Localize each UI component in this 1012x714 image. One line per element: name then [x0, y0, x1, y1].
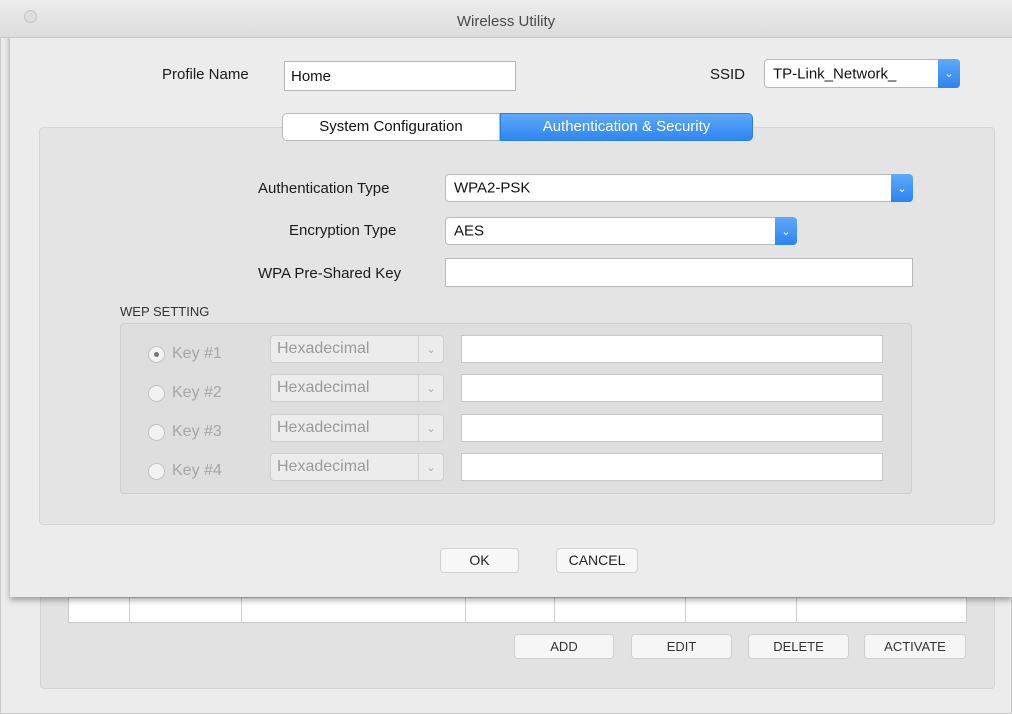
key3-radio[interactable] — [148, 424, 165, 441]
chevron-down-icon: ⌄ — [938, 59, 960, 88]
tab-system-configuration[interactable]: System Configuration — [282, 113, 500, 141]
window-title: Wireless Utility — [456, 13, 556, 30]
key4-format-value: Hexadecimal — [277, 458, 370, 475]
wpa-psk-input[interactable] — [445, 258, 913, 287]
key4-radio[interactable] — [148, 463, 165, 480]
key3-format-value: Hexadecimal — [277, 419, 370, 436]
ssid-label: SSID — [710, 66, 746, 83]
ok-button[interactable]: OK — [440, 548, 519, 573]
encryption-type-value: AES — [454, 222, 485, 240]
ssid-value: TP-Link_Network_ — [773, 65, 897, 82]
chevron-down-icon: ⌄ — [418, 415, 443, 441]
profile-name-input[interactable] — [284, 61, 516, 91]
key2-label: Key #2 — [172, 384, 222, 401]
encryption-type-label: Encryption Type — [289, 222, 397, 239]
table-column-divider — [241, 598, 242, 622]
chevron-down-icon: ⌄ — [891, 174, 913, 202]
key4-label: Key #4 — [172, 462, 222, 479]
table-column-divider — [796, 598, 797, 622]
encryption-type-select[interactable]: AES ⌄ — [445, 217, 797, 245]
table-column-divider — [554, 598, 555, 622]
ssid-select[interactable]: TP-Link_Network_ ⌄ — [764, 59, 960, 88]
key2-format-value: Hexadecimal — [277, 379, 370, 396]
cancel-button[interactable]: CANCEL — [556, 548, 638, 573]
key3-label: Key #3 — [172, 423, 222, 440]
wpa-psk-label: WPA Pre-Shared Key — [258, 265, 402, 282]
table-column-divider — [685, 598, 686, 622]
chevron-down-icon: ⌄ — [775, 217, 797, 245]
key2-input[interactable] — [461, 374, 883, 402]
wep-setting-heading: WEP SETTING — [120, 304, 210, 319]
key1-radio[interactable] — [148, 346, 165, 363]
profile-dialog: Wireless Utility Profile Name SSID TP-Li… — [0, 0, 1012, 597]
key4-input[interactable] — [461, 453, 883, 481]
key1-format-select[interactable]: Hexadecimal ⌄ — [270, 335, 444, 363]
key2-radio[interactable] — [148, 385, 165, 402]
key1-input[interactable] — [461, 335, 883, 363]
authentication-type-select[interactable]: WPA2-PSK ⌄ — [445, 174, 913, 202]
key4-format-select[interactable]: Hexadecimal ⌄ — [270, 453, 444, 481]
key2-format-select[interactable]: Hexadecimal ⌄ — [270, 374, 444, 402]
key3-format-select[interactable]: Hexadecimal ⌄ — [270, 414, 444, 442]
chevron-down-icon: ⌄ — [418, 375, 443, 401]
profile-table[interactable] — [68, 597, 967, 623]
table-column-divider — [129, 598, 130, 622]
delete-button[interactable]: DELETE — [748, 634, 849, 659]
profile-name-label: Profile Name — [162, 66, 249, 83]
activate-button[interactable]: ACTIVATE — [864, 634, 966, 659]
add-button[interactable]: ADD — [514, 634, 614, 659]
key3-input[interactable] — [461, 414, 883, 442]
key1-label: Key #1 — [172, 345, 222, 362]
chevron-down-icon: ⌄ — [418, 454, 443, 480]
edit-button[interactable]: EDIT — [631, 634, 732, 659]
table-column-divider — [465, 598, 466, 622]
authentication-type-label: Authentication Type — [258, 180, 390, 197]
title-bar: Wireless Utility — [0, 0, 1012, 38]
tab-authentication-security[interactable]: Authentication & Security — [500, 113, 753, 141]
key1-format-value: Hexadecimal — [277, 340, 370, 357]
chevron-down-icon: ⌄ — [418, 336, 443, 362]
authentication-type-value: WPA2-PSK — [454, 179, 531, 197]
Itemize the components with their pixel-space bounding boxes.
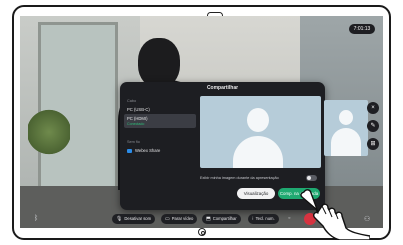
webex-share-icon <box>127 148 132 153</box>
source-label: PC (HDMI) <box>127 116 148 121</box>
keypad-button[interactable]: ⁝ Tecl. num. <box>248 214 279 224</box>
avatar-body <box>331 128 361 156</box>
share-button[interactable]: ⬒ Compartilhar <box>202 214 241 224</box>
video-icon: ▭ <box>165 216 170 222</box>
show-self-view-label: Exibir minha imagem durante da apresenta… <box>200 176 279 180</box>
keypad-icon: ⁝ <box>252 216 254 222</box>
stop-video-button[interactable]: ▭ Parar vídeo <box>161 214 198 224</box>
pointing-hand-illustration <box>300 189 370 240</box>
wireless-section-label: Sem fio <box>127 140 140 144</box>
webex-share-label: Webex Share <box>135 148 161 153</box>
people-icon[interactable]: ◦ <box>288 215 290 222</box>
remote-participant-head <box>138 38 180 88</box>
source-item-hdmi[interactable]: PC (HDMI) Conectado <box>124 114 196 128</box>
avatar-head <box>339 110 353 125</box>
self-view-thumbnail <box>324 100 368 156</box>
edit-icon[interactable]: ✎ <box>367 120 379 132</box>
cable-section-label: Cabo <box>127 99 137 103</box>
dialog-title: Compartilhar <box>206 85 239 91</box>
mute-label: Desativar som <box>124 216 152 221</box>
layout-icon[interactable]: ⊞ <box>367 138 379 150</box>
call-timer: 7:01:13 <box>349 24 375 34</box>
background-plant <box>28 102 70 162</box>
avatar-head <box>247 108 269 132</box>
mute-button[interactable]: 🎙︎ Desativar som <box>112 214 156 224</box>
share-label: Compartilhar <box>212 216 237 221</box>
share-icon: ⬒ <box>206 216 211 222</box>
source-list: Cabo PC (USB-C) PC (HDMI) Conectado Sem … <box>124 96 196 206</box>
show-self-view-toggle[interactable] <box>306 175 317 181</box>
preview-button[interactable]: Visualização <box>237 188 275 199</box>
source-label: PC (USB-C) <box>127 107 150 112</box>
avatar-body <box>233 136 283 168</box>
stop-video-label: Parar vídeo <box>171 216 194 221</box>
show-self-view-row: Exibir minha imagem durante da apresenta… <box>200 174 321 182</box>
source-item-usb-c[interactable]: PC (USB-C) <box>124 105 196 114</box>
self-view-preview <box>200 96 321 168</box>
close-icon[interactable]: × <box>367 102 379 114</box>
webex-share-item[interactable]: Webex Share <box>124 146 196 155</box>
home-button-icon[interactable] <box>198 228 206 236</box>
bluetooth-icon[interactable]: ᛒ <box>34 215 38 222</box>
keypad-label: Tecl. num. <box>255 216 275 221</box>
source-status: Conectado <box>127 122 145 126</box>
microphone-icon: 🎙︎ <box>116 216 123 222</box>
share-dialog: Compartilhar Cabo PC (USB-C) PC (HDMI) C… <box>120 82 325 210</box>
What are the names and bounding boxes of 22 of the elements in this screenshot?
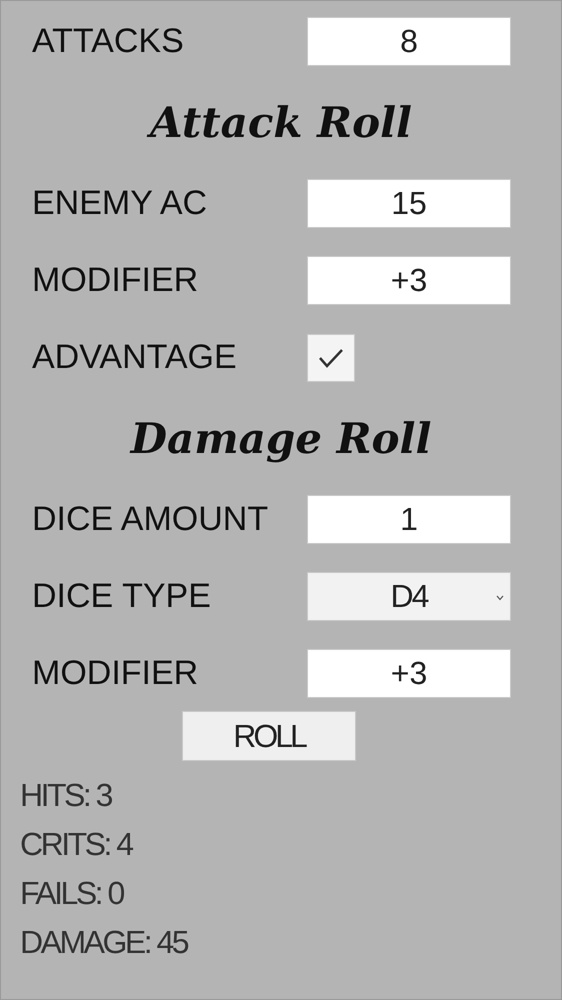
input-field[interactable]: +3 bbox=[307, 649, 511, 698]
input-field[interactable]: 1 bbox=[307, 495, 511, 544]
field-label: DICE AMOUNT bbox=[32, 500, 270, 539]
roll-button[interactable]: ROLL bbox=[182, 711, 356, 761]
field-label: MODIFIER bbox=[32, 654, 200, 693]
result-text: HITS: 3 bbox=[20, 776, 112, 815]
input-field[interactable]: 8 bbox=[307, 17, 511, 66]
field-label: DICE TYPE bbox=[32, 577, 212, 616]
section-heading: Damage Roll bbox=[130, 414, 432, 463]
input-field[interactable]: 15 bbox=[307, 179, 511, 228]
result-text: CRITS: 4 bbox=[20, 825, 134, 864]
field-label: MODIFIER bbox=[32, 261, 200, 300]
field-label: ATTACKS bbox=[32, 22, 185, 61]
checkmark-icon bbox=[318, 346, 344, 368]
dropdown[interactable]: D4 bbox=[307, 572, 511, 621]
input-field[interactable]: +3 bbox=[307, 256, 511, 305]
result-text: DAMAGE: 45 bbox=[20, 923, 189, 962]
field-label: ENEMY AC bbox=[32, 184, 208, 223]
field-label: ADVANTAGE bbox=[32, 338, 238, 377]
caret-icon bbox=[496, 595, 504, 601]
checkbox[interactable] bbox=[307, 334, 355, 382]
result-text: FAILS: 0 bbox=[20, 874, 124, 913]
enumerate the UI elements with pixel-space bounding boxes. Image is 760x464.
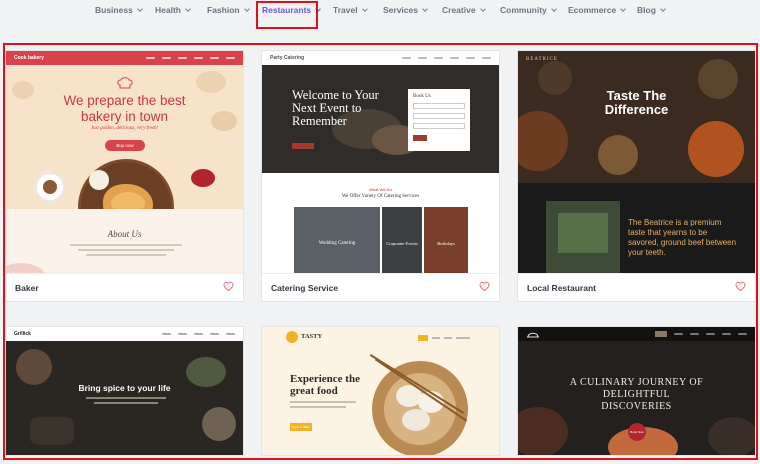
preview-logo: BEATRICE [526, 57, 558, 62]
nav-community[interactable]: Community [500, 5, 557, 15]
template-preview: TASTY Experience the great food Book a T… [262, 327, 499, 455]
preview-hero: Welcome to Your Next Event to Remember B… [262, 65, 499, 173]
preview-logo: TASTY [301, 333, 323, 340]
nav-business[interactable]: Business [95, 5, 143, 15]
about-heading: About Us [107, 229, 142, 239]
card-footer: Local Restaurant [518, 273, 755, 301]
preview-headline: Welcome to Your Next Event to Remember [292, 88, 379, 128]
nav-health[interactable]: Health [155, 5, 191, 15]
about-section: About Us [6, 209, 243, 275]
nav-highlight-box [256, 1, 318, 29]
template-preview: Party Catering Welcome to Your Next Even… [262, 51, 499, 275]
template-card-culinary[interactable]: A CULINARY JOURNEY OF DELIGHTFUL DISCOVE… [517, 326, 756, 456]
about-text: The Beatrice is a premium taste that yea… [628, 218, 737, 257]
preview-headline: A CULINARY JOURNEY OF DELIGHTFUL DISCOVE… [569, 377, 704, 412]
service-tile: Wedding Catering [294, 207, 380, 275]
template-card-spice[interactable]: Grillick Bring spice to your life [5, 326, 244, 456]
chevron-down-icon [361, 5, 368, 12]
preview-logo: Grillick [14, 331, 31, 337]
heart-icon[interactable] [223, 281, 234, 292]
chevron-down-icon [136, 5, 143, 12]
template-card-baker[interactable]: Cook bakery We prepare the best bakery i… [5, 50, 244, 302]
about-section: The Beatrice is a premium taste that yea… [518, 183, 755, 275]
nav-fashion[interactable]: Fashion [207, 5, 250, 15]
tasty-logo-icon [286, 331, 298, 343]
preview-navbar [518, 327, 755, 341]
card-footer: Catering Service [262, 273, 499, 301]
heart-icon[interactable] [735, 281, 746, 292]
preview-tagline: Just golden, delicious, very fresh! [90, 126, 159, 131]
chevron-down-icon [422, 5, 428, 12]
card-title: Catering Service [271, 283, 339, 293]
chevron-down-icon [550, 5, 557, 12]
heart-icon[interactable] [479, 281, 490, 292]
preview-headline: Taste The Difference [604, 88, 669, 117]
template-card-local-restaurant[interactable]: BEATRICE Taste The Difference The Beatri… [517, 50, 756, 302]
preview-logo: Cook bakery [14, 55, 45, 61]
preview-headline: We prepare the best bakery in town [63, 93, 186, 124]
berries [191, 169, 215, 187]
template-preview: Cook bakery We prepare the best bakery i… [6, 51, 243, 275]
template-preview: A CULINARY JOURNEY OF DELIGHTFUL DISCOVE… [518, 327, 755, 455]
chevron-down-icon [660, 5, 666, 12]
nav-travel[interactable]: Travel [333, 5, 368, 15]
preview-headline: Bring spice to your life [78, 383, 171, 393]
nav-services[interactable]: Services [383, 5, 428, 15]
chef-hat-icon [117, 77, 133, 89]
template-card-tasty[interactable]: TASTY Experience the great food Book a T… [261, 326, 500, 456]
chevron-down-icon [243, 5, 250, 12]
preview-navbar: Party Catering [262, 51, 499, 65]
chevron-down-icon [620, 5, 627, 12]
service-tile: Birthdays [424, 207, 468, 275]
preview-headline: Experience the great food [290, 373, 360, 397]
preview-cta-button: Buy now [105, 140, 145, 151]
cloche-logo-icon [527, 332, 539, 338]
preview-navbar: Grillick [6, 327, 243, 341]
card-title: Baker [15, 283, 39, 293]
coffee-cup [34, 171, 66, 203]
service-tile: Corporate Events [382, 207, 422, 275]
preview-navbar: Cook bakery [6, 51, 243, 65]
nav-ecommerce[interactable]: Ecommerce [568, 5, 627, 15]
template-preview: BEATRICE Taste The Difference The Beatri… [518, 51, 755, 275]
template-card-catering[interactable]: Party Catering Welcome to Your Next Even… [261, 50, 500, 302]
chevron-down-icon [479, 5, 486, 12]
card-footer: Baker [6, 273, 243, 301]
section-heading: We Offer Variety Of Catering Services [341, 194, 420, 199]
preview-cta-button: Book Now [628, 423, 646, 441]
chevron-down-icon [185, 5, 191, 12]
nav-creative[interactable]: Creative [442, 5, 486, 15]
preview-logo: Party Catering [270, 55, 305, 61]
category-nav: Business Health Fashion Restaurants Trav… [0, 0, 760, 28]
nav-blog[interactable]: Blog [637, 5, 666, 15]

* * * *

• Stated task:
Can you copy word for word every line from the one containing "key3-radio[interactable] — [148, 424, 165, 441]" down to the one containing "key1-input[interactable] — [461, 335, 883, 363]", including both of those lines?

• Solution:
key3-radio[interactable] — [148, 424, 165, 441]
chevron-down-icon: ⌄ — [938, 59, 960, 88]
tab-system-configuration[interactable]: System Configuration — [282, 113, 500, 141]
window-title: Wireless Utility — [456, 13, 556, 30]
key4-format-value: Hexadecimal — [277, 458, 370, 475]
wpa-psk-input[interactable] — [445, 258, 913, 287]
key4-radio[interactable] — [148, 463, 165, 480]
key3-format-value: Hexadecimal — [277, 419, 370, 436]
ssid-label: SSID — [710, 66, 746, 83]
ok-button[interactable]: OK — [440, 548, 519, 573]
encryption-type-value: AES — [454, 222, 485, 240]
ssid-value: TP-Link_Network_ — [773, 65, 897, 82]
chevron-down-icon: ⌄ — [418, 415, 443, 441]
profile-name-input[interactable] — [284, 61, 516, 91]
key2-label: Key #2 — [172, 384, 222, 401]
encryption-type-label: Encryption Type — [289, 222, 397, 239]
table-column-divider — [241, 598, 242, 622]
chevron-down-icon: ⌄ — [891, 174, 913, 202]
key4-label: Key #4 — [172, 462, 222, 479]
table-column-divider — [796, 598, 797, 622]
encryption-type-select[interactable]: AES ⌄ — [445, 217, 797, 245]
table-column-divider — [554, 598, 555, 622]
ssid-select[interactable]: TP-Link_Network_ ⌄ — [764, 59, 960, 88]
key2-format-value: Hexadecimal — [277, 379, 370, 396]
cancel-button[interactable]: CANCEL — [556, 548, 638, 573]
key3-label: Key #3 — [172, 423, 222, 440]
wpa-psk-label: WPA Pre-Shared Key — [258, 265, 402, 282]
table-column-divider — [685, 598, 686, 622]
chevron-down-icon: ⌄ — [775, 217, 797, 245]
key2-input[interactable] — [461, 374, 883, 402]
wep-setting-heading: WEP SETTING — [120, 304, 210, 319]
key1-radio[interactable] — [148, 346, 165, 363]
profile-dialog: Wireless Utility Profile Name SSID TP-Li… — [0, 0, 1012, 597]
key4-input[interactable] — [461, 453, 883, 481]
key1-format-select[interactable]: Hexadecimal ⌄ — [270, 335, 444, 363]
key2-radio[interactable] — [148, 385, 165, 402]
key1-input[interactable] — [461, 335, 883, 363]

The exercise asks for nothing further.